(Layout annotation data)
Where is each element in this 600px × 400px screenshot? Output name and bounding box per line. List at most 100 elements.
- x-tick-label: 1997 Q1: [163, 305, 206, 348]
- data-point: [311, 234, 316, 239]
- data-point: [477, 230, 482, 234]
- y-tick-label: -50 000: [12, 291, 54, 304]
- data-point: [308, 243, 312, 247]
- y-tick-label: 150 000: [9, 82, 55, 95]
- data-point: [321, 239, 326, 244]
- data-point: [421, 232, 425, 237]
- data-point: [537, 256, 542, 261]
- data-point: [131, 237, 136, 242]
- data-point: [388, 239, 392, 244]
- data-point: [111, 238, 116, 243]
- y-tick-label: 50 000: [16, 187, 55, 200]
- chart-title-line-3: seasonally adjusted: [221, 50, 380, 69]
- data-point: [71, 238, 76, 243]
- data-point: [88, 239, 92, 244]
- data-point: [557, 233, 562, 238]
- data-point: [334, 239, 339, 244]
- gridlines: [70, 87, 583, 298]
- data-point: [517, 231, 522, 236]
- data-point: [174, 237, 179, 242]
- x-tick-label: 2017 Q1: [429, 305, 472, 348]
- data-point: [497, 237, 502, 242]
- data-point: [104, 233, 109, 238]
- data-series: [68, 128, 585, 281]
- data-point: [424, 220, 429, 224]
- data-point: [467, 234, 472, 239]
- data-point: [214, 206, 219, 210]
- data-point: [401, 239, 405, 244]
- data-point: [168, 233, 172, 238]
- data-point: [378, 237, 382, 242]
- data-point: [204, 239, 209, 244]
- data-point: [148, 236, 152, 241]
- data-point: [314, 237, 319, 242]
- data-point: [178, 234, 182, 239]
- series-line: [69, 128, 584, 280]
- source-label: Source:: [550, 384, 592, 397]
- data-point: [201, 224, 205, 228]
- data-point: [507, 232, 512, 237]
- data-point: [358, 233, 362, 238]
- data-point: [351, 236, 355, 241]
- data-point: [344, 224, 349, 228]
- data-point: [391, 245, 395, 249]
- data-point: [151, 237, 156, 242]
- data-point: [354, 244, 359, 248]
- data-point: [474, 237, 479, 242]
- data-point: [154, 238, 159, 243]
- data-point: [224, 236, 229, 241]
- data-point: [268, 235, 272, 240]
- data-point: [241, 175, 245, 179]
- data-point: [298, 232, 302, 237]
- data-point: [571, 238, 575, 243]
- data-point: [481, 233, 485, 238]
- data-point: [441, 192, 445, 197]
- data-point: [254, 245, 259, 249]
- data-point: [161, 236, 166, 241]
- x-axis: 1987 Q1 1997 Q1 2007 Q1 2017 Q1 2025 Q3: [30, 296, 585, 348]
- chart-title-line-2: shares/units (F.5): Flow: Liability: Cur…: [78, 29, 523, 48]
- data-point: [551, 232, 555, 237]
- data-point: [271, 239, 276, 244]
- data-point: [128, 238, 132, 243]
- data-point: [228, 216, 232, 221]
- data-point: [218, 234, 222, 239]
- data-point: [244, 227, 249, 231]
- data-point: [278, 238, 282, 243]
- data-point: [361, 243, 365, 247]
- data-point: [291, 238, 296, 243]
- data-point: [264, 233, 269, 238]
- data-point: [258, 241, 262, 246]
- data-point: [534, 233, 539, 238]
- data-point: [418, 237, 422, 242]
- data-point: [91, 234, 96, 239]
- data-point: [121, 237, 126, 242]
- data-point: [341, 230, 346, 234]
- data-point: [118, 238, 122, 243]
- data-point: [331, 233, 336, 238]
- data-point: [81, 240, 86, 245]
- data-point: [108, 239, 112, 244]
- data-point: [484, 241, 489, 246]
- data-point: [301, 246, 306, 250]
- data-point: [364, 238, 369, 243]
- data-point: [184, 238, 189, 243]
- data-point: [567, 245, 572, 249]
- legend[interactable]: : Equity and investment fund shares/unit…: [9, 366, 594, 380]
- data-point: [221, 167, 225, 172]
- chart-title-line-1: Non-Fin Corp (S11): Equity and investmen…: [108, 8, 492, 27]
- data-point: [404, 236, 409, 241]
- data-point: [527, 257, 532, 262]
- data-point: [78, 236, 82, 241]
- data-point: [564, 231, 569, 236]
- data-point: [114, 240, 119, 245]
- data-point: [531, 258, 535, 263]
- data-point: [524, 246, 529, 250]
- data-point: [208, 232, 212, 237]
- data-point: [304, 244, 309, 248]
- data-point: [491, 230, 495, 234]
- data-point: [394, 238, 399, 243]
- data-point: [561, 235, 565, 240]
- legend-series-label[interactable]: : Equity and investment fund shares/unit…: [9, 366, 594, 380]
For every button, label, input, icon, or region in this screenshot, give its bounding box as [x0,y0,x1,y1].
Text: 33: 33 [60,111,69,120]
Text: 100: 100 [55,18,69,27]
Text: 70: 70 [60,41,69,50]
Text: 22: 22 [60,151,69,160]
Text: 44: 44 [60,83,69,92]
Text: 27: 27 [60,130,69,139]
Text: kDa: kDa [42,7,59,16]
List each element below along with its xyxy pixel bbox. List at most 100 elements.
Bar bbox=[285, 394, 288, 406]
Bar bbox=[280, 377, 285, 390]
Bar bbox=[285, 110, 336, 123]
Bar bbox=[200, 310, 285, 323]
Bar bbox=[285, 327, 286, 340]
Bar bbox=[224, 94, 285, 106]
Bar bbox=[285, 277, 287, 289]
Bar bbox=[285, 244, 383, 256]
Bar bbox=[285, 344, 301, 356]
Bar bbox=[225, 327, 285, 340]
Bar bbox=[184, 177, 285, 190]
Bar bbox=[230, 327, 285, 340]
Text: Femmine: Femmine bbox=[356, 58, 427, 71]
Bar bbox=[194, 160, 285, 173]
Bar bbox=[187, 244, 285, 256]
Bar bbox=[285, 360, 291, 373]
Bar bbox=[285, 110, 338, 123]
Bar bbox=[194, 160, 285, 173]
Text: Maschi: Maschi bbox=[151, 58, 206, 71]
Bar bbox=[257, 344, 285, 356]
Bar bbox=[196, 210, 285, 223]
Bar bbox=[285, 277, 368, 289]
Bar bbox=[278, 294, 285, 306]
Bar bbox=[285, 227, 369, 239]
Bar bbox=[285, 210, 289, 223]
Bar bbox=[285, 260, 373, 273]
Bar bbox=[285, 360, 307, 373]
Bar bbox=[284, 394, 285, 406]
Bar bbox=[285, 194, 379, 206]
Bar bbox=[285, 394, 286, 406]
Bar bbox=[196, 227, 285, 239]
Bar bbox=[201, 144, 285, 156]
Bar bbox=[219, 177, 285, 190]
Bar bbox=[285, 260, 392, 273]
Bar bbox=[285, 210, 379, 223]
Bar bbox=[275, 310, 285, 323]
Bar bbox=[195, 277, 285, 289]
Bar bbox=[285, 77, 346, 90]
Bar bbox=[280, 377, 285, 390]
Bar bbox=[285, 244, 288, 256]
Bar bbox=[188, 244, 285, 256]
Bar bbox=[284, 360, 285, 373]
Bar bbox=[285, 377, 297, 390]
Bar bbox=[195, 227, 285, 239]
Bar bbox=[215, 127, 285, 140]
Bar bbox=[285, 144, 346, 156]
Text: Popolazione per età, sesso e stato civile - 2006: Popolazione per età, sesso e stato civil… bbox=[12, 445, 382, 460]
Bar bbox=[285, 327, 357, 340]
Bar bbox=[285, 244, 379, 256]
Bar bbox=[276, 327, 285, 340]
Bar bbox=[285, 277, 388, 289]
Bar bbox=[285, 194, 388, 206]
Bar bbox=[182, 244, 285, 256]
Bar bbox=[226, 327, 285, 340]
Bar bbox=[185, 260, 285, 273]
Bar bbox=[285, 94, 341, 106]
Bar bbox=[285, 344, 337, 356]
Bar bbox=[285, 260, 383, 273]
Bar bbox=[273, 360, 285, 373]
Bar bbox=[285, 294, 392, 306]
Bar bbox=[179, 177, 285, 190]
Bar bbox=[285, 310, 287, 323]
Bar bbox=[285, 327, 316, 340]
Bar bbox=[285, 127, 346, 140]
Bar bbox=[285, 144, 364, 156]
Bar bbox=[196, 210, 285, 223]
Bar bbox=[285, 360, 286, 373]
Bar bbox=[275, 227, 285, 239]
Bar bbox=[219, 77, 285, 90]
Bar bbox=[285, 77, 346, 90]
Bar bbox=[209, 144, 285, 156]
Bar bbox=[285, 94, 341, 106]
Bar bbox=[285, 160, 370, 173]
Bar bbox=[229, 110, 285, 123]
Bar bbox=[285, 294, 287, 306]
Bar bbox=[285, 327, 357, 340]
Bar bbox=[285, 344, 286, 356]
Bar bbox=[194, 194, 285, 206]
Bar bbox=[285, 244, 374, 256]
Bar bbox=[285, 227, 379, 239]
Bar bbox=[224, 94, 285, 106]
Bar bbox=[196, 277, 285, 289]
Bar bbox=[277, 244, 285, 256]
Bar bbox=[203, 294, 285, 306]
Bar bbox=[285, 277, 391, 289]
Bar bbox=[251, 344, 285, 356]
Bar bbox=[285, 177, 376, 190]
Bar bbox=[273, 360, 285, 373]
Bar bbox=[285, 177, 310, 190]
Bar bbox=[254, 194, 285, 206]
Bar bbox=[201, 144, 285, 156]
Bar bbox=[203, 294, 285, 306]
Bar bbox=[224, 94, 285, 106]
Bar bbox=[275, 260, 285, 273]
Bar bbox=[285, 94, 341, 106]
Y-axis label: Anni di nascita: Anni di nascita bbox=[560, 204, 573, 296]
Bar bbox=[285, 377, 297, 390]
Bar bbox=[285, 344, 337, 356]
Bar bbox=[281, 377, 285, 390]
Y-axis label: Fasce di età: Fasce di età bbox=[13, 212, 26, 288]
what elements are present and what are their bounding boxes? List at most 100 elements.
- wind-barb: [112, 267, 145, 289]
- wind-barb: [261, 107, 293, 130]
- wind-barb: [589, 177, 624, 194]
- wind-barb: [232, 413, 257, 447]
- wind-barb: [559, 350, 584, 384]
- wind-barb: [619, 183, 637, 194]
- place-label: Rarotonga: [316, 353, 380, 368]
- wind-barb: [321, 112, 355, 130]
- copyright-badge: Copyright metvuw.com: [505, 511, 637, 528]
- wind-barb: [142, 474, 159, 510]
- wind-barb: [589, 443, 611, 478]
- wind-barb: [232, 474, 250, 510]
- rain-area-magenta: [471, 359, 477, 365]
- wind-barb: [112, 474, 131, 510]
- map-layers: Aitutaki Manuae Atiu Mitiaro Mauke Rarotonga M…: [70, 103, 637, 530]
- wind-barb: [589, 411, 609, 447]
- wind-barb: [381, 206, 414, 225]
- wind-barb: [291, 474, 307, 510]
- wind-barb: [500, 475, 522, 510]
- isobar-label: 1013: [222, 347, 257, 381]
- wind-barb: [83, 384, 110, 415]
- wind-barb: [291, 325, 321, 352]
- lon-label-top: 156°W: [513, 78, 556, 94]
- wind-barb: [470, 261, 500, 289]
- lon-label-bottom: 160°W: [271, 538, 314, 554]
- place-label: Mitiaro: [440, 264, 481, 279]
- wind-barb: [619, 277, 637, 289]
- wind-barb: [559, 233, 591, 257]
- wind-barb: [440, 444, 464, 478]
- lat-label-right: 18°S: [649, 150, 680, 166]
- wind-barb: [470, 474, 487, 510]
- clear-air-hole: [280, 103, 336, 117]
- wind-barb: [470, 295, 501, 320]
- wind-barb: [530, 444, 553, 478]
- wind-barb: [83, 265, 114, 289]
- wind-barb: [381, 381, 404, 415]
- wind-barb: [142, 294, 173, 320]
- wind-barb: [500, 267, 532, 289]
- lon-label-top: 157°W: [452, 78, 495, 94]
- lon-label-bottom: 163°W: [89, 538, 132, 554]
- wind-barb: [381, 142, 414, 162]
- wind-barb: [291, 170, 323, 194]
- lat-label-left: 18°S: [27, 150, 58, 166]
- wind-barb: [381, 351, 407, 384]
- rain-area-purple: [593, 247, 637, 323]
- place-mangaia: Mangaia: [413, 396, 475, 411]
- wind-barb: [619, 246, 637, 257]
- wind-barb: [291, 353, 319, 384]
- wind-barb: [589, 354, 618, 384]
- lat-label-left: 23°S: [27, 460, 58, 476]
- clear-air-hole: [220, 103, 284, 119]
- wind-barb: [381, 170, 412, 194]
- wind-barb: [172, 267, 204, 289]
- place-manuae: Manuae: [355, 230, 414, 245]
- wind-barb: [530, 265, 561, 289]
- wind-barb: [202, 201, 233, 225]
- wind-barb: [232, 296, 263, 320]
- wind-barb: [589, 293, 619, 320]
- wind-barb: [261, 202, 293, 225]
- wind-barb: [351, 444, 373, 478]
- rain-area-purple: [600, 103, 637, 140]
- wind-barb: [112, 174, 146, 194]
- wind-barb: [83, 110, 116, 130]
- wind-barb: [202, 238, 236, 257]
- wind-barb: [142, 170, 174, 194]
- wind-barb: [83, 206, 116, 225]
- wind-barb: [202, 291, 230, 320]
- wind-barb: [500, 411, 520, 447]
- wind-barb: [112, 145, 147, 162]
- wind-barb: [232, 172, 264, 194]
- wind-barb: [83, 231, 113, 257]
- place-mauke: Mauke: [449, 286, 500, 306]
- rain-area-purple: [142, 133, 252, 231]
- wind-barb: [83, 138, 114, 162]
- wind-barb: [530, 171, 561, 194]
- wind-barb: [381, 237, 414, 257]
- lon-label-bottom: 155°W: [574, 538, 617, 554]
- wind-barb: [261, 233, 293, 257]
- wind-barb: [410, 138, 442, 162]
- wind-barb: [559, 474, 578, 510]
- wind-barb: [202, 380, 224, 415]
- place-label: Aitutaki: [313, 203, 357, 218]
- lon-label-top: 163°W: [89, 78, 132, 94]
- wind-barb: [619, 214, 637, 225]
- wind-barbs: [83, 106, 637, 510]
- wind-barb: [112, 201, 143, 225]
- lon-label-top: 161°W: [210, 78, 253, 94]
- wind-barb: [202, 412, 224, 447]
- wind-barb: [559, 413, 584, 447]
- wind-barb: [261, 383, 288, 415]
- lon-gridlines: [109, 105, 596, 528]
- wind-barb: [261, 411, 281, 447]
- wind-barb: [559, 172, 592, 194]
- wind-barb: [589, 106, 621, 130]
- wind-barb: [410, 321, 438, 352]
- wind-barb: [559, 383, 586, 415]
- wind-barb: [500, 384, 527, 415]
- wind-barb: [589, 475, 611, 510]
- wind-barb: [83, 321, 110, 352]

**Instruction**
Write out the records word for word, starting at the very beginning and ending with the line that contains "- data-point: [378, 237, 382, 242]", including that line.

**Answer to this exercise**
Where is each element in this 600px × 400px screenshot? Output name and bounding box per line. List at most 100 elements.
- x-tick-label: 1997 Q1: [163, 305, 206, 348]
- data-point: [311, 234, 316, 239]
- data-point: [477, 230, 482, 234]
- y-tick-label: -50 000: [12, 291, 54, 304]
- data-point: [308, 243, 312, 247]
- y-tick-label: 150 000: [9, 82, 55, 95]
- data-point: [321, 239, 326, 244]
- data-point: [421, 232, 425, 237]
- data-point: [537, 256, 542, 261]
- data-point: [131, 237, 136, 242]
- data-point: [388, 239, 392, 244]
- data-point: [111, 238, 116, 243]
- y-tick-label: 50 000: [16, 187, 55, 200]
- chart-title-line-3: seasonally adjusted: [221, 50, 380, 69]
- data-point: [71, 238, 76, 243]
- data-point: [88, 239, 92, 244]
- data-point: [557, 233, 562, 238]
- data-point: [334, 239, 339, 244]
- gridlines: [70, 87, 583, 298]
- data-point: [517, 231, 522, 236]
- data-point: [174, 237, 179, 242]
- x-tick-label: 2017 Q1: [429, 305, 472, 348]
- data-point: [497, 237, 502, 242]
- data-point: [104, 233, 109, 238]
- data-series: [68, 128, 585, 281]
- data-point: [424, 220, 429, 224]
- data-point: [467, 234, 472, 239]
- data-point: [214, 206, 219, 210]
- data-point: [401, 239, 405, 244]
- data-point: [168, 233, 172, 238]
- data-point: [378, 237, 382, 242]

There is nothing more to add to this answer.